Saved data entries
▼▼▼
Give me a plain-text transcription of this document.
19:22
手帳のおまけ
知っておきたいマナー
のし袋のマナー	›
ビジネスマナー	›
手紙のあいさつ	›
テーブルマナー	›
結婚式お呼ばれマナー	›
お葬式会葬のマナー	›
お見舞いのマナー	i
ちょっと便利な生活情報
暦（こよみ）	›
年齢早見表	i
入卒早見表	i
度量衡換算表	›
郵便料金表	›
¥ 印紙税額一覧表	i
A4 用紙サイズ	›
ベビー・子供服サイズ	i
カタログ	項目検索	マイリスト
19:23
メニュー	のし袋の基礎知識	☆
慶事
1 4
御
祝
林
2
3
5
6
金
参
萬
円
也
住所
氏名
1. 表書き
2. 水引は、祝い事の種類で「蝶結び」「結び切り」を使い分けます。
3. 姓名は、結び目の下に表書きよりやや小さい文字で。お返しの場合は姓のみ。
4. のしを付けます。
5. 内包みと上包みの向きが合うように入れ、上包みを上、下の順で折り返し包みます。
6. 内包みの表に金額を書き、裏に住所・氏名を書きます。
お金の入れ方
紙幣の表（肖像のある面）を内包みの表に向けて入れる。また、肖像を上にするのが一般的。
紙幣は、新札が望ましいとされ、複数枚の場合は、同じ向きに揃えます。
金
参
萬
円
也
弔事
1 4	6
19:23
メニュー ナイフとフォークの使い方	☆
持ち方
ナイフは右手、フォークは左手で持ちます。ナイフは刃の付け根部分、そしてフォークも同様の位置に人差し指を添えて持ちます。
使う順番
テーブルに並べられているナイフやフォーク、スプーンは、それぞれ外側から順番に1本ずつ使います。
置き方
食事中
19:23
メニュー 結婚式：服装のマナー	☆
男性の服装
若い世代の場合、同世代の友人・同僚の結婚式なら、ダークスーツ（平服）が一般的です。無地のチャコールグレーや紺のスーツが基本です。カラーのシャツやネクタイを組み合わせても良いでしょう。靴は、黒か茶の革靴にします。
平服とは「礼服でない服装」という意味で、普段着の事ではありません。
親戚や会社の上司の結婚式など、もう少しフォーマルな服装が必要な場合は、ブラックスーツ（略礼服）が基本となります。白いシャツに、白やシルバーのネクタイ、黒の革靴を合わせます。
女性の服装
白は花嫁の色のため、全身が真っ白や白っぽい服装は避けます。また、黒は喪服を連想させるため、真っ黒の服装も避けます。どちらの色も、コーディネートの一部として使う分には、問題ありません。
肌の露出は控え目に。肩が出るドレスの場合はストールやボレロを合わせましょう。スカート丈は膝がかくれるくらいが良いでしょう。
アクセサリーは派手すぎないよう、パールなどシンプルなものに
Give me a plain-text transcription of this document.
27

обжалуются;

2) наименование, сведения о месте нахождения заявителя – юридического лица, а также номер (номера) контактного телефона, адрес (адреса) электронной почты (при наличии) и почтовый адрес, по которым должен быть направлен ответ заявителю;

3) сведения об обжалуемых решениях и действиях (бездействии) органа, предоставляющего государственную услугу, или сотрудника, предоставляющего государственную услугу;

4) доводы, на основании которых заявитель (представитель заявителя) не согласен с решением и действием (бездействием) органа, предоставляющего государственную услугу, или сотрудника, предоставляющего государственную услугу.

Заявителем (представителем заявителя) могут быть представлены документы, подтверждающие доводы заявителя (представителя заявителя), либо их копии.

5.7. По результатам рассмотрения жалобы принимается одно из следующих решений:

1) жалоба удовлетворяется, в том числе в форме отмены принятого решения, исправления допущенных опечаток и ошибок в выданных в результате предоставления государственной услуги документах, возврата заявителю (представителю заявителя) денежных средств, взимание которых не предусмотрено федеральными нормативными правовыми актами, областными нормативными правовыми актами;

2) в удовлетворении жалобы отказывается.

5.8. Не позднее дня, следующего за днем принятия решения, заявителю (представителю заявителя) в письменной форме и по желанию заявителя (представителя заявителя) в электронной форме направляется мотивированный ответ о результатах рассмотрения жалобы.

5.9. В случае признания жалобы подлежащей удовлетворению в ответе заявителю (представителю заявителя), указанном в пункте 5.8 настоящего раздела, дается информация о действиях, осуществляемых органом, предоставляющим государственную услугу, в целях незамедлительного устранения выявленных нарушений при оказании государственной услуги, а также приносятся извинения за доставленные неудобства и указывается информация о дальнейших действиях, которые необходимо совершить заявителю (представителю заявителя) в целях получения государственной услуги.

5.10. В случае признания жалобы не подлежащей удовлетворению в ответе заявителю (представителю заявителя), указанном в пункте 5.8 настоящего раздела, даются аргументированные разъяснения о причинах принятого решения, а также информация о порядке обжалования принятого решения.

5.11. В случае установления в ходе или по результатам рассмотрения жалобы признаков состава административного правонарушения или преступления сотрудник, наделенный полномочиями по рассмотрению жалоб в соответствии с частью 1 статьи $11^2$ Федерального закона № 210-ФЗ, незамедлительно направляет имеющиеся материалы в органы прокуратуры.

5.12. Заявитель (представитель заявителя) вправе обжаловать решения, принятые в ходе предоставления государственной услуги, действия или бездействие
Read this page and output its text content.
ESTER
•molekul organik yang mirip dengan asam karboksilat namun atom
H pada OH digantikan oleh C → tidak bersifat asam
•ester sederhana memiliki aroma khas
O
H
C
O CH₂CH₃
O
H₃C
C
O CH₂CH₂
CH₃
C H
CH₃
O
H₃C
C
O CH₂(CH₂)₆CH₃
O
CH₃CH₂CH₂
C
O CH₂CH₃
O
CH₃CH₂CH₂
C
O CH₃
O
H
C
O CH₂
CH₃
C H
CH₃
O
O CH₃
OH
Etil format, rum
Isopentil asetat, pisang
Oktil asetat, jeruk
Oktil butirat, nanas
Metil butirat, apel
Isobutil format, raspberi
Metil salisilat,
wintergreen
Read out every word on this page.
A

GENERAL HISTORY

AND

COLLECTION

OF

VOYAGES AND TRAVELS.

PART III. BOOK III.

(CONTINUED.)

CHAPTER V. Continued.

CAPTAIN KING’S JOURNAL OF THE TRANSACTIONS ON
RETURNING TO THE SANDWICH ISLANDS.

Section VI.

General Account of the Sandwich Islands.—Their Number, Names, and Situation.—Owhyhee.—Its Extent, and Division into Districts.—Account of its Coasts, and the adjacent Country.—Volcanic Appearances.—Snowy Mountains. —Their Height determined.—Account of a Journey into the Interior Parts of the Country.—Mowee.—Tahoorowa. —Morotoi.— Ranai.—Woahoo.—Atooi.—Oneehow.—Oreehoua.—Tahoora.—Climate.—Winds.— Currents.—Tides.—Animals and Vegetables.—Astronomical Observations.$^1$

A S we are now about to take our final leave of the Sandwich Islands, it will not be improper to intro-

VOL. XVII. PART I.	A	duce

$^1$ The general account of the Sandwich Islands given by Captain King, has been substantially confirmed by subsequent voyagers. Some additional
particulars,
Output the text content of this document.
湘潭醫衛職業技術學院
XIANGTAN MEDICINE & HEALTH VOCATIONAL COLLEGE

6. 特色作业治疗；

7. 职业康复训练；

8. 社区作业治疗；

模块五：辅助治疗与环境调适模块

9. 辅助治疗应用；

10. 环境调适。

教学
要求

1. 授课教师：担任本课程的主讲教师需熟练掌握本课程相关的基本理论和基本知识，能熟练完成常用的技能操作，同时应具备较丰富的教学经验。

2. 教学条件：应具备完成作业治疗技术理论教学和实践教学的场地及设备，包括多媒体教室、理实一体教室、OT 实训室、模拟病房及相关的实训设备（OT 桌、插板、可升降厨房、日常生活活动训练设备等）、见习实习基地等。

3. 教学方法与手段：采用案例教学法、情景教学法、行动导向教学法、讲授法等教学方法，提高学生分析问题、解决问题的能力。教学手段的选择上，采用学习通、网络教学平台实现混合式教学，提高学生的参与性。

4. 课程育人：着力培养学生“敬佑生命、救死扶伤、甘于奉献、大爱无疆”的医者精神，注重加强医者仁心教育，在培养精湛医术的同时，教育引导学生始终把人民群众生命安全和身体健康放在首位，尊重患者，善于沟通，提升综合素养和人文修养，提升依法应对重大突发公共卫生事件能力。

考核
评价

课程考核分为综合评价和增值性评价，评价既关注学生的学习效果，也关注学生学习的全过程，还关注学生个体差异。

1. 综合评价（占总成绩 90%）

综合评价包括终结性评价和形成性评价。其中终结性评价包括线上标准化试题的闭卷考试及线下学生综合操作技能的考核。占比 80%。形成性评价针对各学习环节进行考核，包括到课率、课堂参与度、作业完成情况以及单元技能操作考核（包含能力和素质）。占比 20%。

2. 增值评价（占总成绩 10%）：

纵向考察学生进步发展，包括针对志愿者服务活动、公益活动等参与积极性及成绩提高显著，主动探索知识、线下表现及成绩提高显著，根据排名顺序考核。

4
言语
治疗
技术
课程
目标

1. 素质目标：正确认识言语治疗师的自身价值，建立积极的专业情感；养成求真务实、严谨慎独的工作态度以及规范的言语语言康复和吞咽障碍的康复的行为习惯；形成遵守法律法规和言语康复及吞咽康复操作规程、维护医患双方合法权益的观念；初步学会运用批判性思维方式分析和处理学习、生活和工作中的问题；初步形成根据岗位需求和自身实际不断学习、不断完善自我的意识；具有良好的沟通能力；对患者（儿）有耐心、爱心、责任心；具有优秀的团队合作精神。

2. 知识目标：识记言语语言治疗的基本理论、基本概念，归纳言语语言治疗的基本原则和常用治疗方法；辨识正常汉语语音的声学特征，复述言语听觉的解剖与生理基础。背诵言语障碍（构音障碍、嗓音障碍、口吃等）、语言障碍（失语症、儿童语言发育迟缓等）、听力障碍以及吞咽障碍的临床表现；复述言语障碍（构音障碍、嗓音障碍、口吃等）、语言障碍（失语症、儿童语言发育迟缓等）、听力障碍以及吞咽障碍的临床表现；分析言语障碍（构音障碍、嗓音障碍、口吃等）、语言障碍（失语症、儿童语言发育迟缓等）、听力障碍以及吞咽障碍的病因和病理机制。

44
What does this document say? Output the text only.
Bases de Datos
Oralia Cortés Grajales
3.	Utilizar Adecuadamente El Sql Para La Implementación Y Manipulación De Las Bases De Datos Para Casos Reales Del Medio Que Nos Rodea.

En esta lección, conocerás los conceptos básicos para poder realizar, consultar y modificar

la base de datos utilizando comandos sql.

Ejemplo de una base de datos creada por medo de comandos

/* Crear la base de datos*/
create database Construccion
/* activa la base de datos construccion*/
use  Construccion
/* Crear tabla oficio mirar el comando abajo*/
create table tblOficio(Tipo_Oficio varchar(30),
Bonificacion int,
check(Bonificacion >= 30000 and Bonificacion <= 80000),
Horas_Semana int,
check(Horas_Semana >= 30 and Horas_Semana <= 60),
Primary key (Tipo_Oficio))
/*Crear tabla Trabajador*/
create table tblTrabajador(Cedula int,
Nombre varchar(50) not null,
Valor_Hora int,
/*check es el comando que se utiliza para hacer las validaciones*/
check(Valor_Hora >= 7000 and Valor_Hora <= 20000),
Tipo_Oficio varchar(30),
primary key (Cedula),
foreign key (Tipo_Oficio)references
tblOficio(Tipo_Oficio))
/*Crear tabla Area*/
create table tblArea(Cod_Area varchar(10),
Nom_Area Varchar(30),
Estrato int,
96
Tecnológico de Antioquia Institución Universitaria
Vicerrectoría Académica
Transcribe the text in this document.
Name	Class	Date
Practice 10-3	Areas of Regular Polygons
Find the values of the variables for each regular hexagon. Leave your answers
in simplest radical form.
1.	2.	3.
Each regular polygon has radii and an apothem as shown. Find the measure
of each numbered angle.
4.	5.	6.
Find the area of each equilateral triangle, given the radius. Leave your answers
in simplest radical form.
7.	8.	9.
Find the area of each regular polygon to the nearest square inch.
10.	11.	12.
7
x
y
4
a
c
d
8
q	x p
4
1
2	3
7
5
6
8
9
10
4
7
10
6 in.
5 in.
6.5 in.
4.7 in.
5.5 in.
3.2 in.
▲▲▲
## WHAT THE EXERCISE ASKS
Filter for "Crear". Return all lines that hold it.

## ANSWER TO THE EXERCISE
/* Crear la base de datos*/
/* Crear tabla oficio mirar el comando abajo*/
/*Crear tabla Trabajador*/
/*Crear tabla Area*/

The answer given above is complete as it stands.